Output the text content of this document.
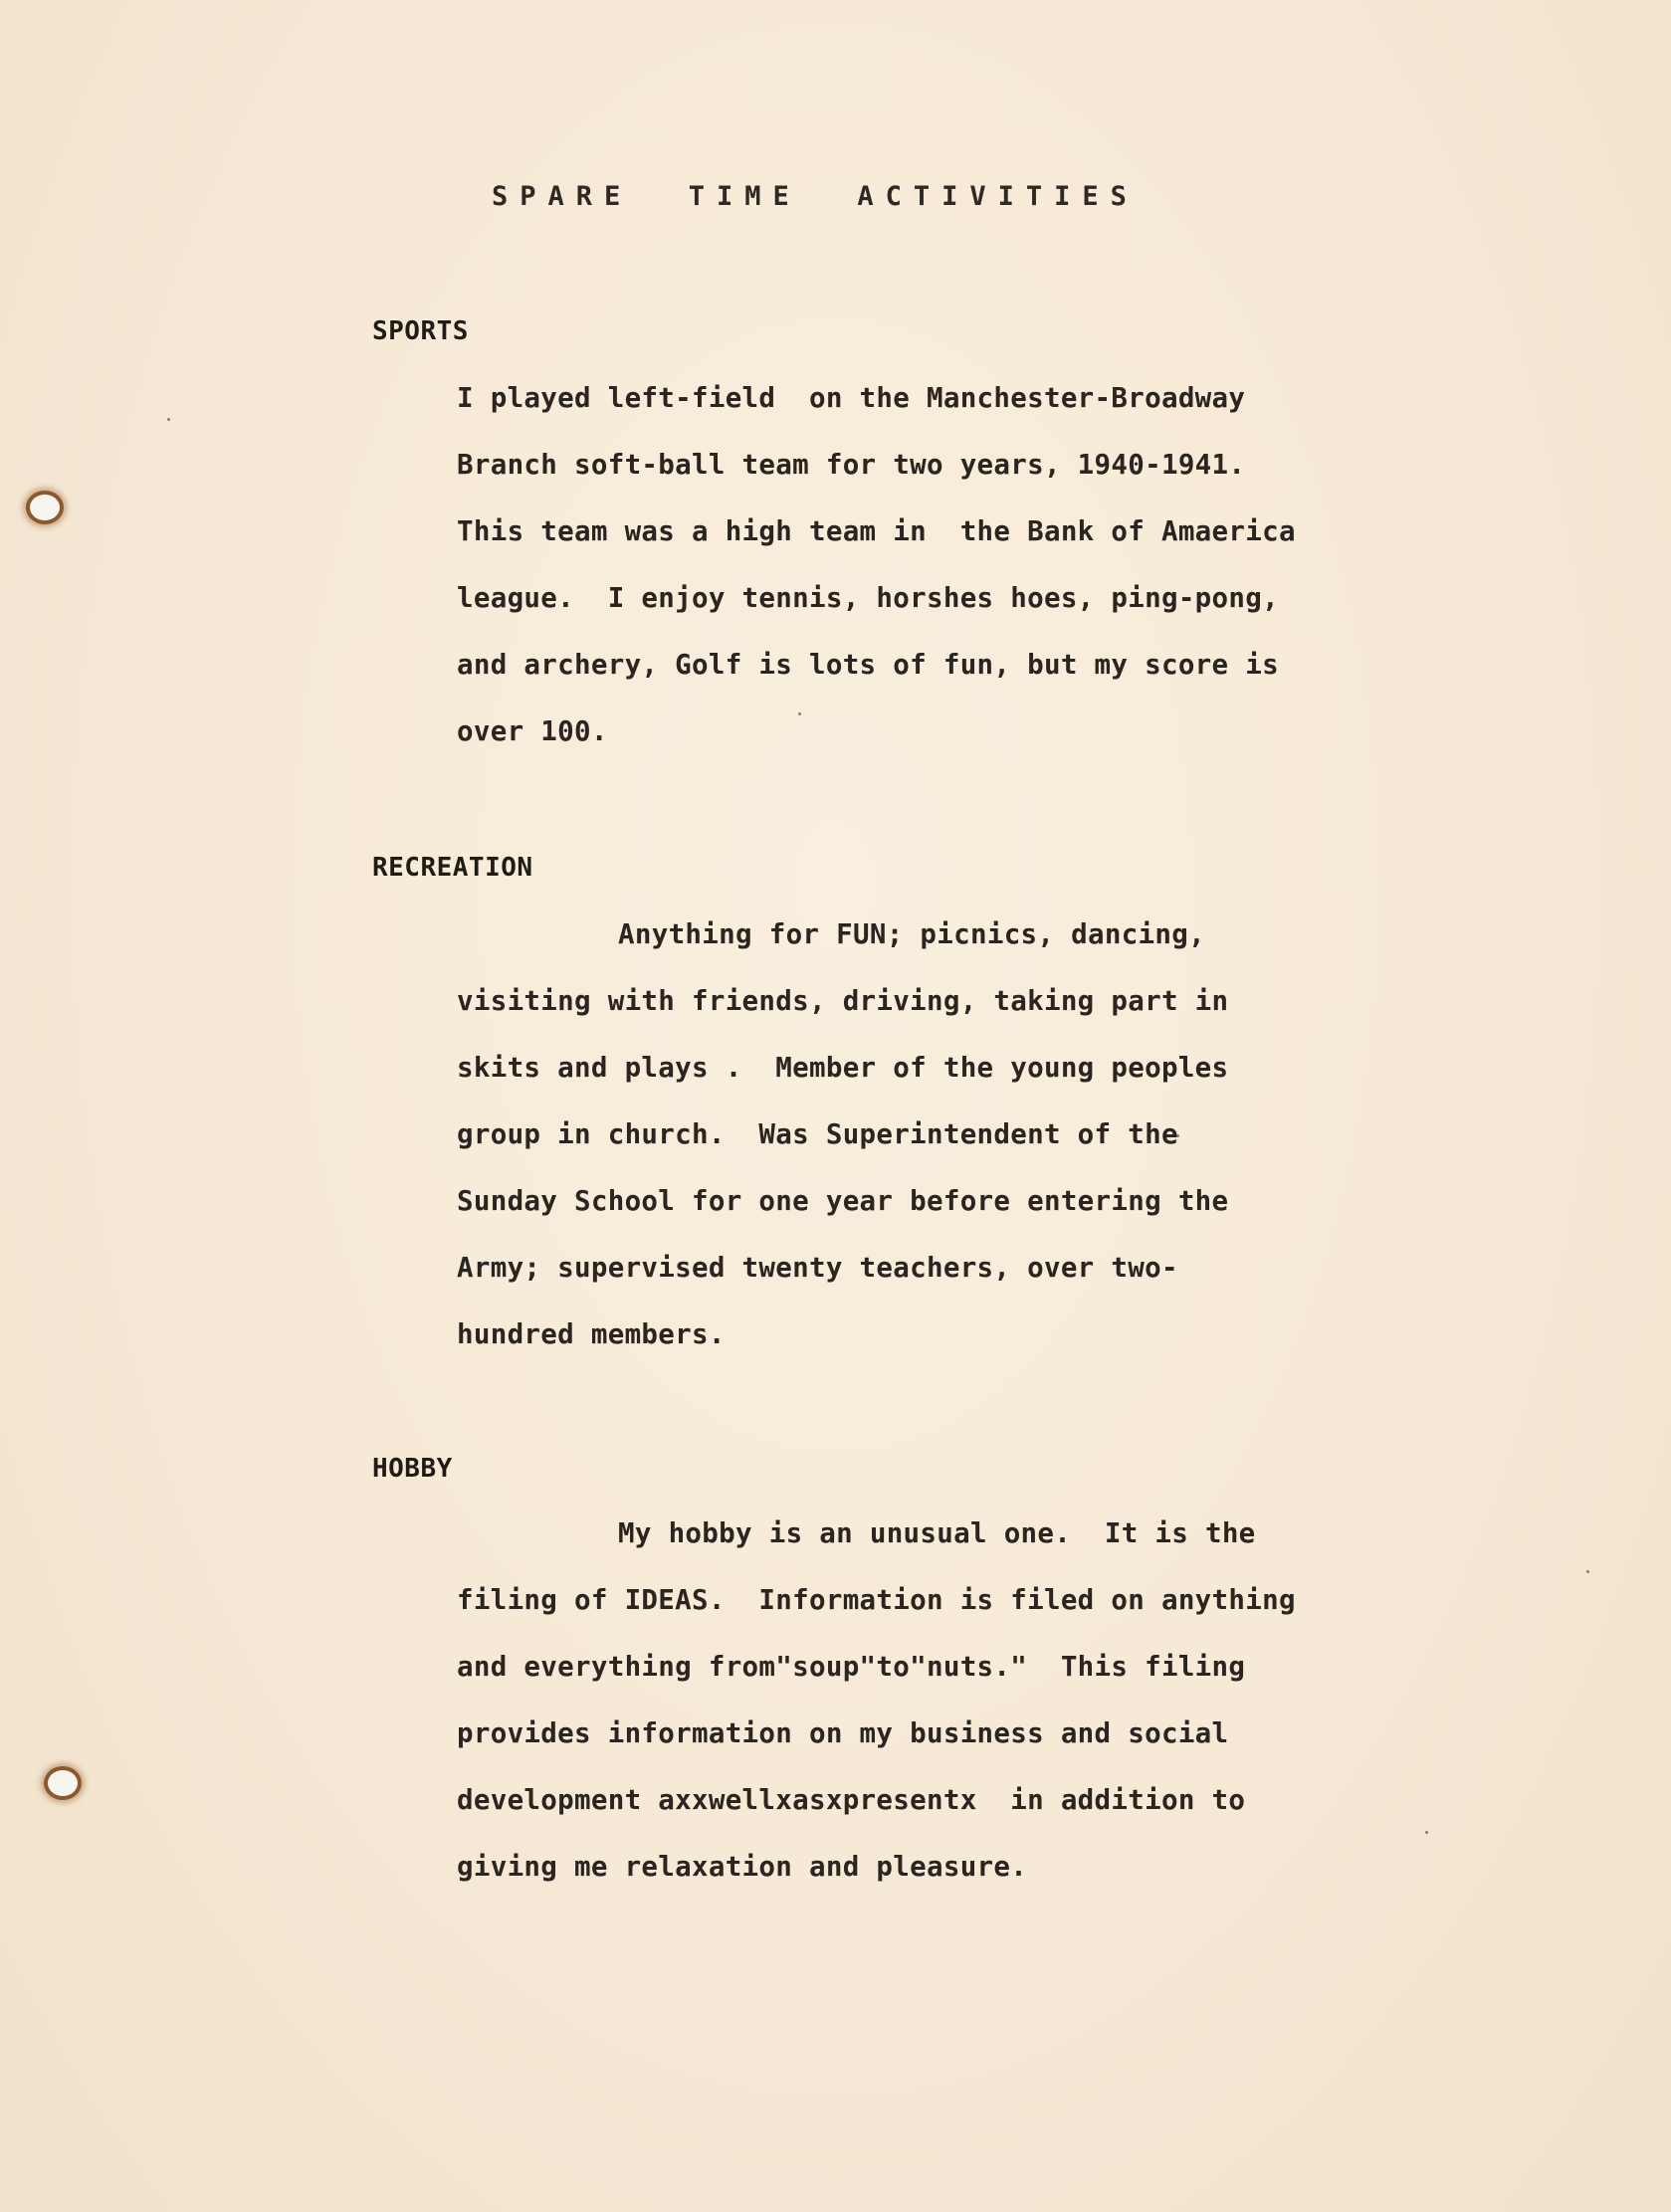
SPARE  TIME  ACTIVITIES
SPORTS
I played left-field  on the Manchester-Broadway
Branch soft-ball team for two years, 1940-1941.
This team was a high team in  the Bank of Amaerica
league.  I enjoy tennis, horshes hoes, ping-pong,
and archery, Golf is lots of fun, but my score is
over 100.
RECREATION
Anything for FUN; picnics, dancing,
visiting with friends, driving, taking part in
skits and plays .  Member of the young peoples
group in church.  Was Superintendent of the
Sunday School for one year before entering the
Army; supervised twenty teachers, over two-
hundred members.
HOBBY
My hobby is an unusual one.  It is the
filing of IDEAS.  Information is filed on anything
and everything from"soup"to"nuts."  This filing
provides information on my business and social
development axxwellxasxpresentx  in addition to
giving me relaxation and pleasure.
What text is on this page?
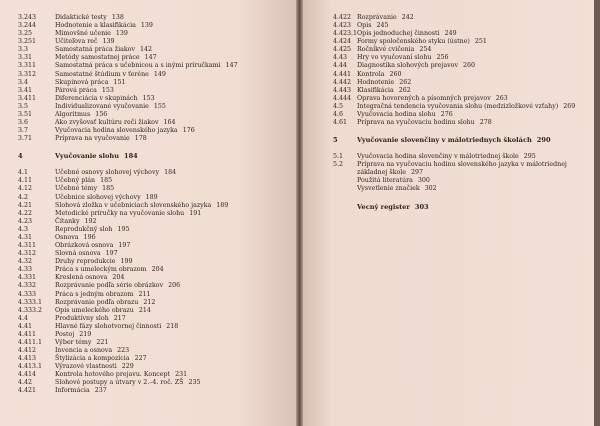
3.243	Didaktické testy 138
3.244	Hodnotenie a klasifikácia 139
3.25	Mimovšné učenie 139
3.251	Učiteľova reč 139
3.3	Samostatná práca žiakov 142
3.31	Metódy samostatnej práce 147
3.311	Samostatná práca s učebnicou a s inými príručkami 147
3.312	Samostatné štúdium v ťeréne 149
3.4	Skupinová práca 151
3.41	Párová práca 153
3.411	Diferenciácia v skupinách 153
3.5	Individualizované vyučovanie 155
3.51	Algoritmus 156
3.6	Ako zvyšovať kultúru reči žiakov 164
3.7	Vyučovacia hodina slovenského jazyka 176
3.71	Príprava na vyučovanie 178
4	Vyučovanie slohu 184
4.1	Učebné osnovy slohovej výchovy 184
4.11	Učebný plán 185
4.12	Učebné témy 185
4.2	Učebnice slohovej výchovy 189
4.21	Slohová zložka v učebniciach slovenského jazyka 189
4.22	Metodické príručky na vyučovanie slohu 191
4.23	Čítanky 192
4.3	Reprodukčný sloh 195
4.31	Osnova 196
4.311	Obrázková osnova 197
4.312	Slovná osnova 197
4.32	Druhy reprodukcie 199
4.33	Práca s umeleckým obrazom 204
4.331	Kreslená osnova 204
4.332	Rozprávanie podľa série obrázkov 206
4.333	Práca s jedným obrazom 211
4.333.1	Rozprávanie podľa obrazu 212
4.333.2	Opis umeleckého obrazu 214
4.4	Produktívny sloh 217
4.41	Hlavné fázy slohotvornej činnosti 218
4.411	Postoj 219
4.411.1	Výber témy 221
4.412	Invencia a osnova 223
4.413	Štylizácia a kompozícia 227
4.413.1	Výrazové vlastnosti 229
4.414	Kontrola hotového prejavu. Koncept 231
4.42	Slohové postupy a útvary v 2.–4. roč. ZŠ 235
4.421	Informácia 237
4.422 Rozprávanie 242
4.423 Opis 245
4.423.1 Opis jednoduchej činnosti 249
4.424 Formy spoločenského styku (ústne) 251
4.425 Ročníkvé cvičenia 254
4.43	Hry vo vyučovaní slohu 256
4.44	Diagnostika slohových prejavov 260
4.441 Kontrola 260
4.442 Hodnotenie 262
4.443 Klasifikácia 262
4.444 Oprava hovorených a písomných prejavov 263
4.5	Integračná tendencia vyučovania slohu (medzizložkové vzťahy) 269
4.6	Vyučovacia hodina slohu 276
4.61	Príprava na vyučovaciu hodinu slohu 278
5	Vyučovanie slovenčiny v málotriednych školách 290
5.1	Vyučovacia hodina slovenčiny v málotriednej škole 295
5.2	Príprava na vyučovaciu hodinu slovenského jazyka v málotriednej
základnej škole 297
Použitá literatúra 300
Vysvetlenie značiek 302
Vecný register 303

→ **WHAT THE EXERCISE ASKS**: Word for word, quote the full listing, omitting every picture.

→ **COMPLETE ANSWER**:
Output the text content of this document.
SPARE  TIME  ACTIVITIES
SPORTS
I played left-field  on the Manchester-Broadway
Branch soft-ball team for two years, 1940-1941.
This team was a high team in  the Bank of Amaerica
league.  I enjoy tennis, horshes hoes, ping-pong,
and archery, Golf is lots of fun, but my score is
over 100.
RECREATION
Anything for FUN; picnics, dancing,
visiting with friends, driving, taking part in
skits and plays .  Member of the young peoples
group in church.  Was Superintendent of the
Sunday School for one year before entering the
Army; supervised twenty teachers, over two-
hundred members.
HOBBY
My hobby is an unusual one.  It is the
filing of IDEAS.  Information is filed on anything
and everything from"soup"to"nuts."  This filing
provides information on my business and social
development axxwellxasxpresentx  in addition to
giving me relaxation and pleasure.
What text is on this page?
3.243	Didaktické testy 138
3.244	Hodnotenie a klasifikácia 139
3.25	Mimovšné učenie 139
3.251	Učiteľova reč 139
3.3	Samostatná práca žiakov 142
3.31	Metódy samostatnej práce 147
3.311	Samostatná práca s učebnicou a s inými príručkami 147
3.312	Samostatné štúdium v ťeréne 149
3.4	Skupinová práca 151
3.41	Párová práca 153
3.411	Diferenciácia v skupinách 153
3.5	Individualizované vyučovanie 155
3.51	Algoritmus 156
3.6	Ako zvyšovať kultúru reči žiakov 164
3.7	Vyučovacia hodina slovenského jazyka 176
3.71	Príprava na vyučovanie 178
4	Vyučovanie slohu 184
4.1	Učebné osnovy slohovej výchovy 184
4.11	Učebný plán 185
4.12	Učebné témy 185
4.2	Učebnice slohovej výchovy 189
4.21	Slohová zložka v učebniciach slovenského jazyka 189
4.22	Metodické príručky na vyučovanie slohu 191
4.23	Čítanky 192
4.3	Reprodukčný sloh 195
4.31	Osnova 196
4.311	Obrázková osnova 197
4.312	Slovná osnova 197
4.32	Druhy reprodukcie 199
4.33	Práca s umeleckým obrazom 204
4.331	Kreslená osnova 204
4.332	Rozprávanie podľa série obrázkov 206
4.333	Práca s jedným obrazom 211
4.333.1	Rozprávanie podľa obrazu 212
4.333.2	Opis umeleckého obrazu 214
4.4	Produktívny sloh 217
4.41	Hlavné fázy slohotvornej činnosti 218
4.411	Postoj 219
4.411.1	Výber témy 221
4.412	Invencia a osnova 223
4.413	Štylizácia a kompozícia 227
4.413.1	Výrazové vlastnosti 229
4.414	Kontrola hotového prejavu. Koncept 231
4.42	Slohové postupy a útvary v 2.–4. roč. ZŠ 235
4.421	Informácia 237
4.422 Rozprávanie 242
4.423 Opis 245
4.423.1 Opis jednoduchej činnosti 249
4.424 Formy spoločenského styku (ústne) 251
4.425 Ročníkvé cvičenia 254
4.43	Hry vo vyučovaní slohu 256
4.44	Diagnostika slohových prejavov 260
4.441 Kontrola 260
4.442 Hodnotenie 262
4.443 Klasifikácia 262
4.444 Oprava hovorených a písomných prejavov 263
4.5	Integračná tendencia vyučovania slohu (medzizložkové vzťahy) 269
4.6	Vyučovacia hodina slohu 276
4.61	Príprava na vyučovaciu hodinu slohu 278
5	Vyučovanie slovenčiny v málotriednych školách 290
5.1	Vyučovacia hodina slovenčiny v málotriednej škole 295
5.2	Príprava na vyučovaciu hodinu slovenského jazyka v málotriednej
základnej škole 297
Použitá literatúra 300
Vysvetlenie značiek 302
Vecný register 303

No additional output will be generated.